▸ PROVIDED MATERIAL
— Begin —
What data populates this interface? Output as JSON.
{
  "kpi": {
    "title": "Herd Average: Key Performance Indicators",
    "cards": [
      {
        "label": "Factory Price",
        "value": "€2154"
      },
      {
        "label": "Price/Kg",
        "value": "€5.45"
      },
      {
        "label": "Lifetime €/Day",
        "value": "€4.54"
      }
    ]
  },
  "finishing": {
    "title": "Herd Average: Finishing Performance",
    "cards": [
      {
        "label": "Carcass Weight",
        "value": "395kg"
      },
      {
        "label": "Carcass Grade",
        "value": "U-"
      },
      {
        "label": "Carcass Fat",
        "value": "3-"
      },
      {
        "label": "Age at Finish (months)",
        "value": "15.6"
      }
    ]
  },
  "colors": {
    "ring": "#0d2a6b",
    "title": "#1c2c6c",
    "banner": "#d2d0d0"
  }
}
— End —
▸ YOUR TASK
Show every line in the records above that contains the word "title".

▸ SOLVED PROBLEM
    "title": "Herd Average: Key Performance Indicators",
    "title": "Herd Average: Finishing Performance",
    "title": "#1c2c6c",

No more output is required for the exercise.